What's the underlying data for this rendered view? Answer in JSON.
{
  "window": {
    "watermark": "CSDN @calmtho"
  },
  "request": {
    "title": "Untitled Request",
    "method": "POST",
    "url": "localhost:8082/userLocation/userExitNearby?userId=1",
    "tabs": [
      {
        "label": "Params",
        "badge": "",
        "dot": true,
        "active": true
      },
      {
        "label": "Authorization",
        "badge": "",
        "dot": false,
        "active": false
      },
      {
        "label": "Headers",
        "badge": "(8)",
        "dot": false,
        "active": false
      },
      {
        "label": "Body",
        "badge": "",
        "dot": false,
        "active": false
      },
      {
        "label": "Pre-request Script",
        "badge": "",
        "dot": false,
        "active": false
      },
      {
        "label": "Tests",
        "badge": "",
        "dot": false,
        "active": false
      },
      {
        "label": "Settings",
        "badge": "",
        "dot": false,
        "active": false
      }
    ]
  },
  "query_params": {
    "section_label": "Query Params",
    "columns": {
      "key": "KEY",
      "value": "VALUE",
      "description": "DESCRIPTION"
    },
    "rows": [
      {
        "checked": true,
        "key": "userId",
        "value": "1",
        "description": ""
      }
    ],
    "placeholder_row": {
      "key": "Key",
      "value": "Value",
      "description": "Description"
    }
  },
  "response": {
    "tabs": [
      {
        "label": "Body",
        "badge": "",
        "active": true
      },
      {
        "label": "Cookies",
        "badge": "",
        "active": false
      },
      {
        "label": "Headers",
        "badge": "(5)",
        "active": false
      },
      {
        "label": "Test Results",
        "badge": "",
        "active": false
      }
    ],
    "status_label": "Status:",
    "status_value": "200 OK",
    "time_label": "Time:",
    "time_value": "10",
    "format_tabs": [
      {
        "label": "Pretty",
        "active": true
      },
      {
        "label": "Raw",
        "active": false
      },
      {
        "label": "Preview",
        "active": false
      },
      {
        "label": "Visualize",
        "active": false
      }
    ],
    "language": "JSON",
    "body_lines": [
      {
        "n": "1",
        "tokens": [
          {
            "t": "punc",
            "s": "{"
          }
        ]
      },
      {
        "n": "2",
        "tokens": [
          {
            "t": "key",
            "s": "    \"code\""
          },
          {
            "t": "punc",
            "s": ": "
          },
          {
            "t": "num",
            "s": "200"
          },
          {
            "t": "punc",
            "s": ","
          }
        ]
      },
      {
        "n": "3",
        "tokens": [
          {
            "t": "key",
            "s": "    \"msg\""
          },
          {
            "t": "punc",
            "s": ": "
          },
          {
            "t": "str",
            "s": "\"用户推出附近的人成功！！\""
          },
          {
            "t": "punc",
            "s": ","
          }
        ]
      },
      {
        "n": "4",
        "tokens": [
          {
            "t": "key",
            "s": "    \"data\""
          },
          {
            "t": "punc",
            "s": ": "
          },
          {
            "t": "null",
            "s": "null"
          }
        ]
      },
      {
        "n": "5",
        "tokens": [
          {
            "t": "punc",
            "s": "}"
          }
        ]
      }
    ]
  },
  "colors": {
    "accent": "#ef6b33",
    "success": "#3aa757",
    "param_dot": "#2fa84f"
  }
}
______
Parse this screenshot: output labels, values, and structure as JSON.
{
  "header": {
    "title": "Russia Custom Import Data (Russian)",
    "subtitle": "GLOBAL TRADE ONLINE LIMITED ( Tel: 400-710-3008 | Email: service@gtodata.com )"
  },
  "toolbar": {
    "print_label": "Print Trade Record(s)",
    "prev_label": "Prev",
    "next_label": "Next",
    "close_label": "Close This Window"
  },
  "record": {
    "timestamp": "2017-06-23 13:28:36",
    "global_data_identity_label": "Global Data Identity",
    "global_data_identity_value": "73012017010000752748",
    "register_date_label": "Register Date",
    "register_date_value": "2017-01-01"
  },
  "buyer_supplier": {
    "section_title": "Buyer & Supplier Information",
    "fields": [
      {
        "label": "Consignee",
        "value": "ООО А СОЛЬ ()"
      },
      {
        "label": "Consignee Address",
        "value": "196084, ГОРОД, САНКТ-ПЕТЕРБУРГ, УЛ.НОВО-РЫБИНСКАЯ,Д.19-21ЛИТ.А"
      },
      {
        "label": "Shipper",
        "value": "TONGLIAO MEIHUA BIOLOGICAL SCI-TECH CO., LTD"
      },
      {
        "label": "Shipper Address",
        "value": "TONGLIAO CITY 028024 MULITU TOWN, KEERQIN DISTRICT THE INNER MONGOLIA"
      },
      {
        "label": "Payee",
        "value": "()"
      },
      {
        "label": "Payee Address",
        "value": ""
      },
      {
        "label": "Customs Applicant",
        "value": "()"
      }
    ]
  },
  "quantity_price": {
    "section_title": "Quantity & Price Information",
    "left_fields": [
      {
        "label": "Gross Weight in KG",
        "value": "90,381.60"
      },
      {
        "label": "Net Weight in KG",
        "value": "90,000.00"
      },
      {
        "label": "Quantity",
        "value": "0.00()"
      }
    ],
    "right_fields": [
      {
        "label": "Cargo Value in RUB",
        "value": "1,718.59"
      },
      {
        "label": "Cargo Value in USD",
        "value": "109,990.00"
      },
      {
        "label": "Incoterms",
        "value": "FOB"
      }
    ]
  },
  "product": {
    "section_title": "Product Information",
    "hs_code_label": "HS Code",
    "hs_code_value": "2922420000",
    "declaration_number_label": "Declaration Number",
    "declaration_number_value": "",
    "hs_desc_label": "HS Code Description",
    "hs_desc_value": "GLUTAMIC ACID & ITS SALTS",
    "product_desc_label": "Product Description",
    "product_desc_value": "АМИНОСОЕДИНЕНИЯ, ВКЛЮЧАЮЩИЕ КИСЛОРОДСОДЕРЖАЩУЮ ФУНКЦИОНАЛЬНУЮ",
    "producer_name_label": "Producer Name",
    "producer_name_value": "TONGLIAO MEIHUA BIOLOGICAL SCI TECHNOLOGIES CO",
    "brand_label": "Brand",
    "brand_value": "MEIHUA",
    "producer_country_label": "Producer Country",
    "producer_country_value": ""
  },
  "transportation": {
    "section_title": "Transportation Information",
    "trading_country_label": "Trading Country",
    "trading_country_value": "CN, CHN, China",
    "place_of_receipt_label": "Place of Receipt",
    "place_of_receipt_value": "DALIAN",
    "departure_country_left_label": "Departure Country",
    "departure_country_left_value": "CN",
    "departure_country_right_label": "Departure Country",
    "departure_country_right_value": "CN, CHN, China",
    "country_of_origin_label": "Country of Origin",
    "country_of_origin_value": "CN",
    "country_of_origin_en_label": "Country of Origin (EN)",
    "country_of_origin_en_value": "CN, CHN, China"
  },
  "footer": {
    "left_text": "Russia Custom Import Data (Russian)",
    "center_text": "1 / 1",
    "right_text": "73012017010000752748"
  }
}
______
▸ **YOUR OBJECTIVE**
Search the lines for the string "Information" and copy every line that has it.

▸ **EXPECTED OUTPUT**
    "section_title": "Buyer & Supplier Information",
    "section_title": "Quantity & Price Information",
    "section_title": "Product Information",
    "section_title": "Transportation Information",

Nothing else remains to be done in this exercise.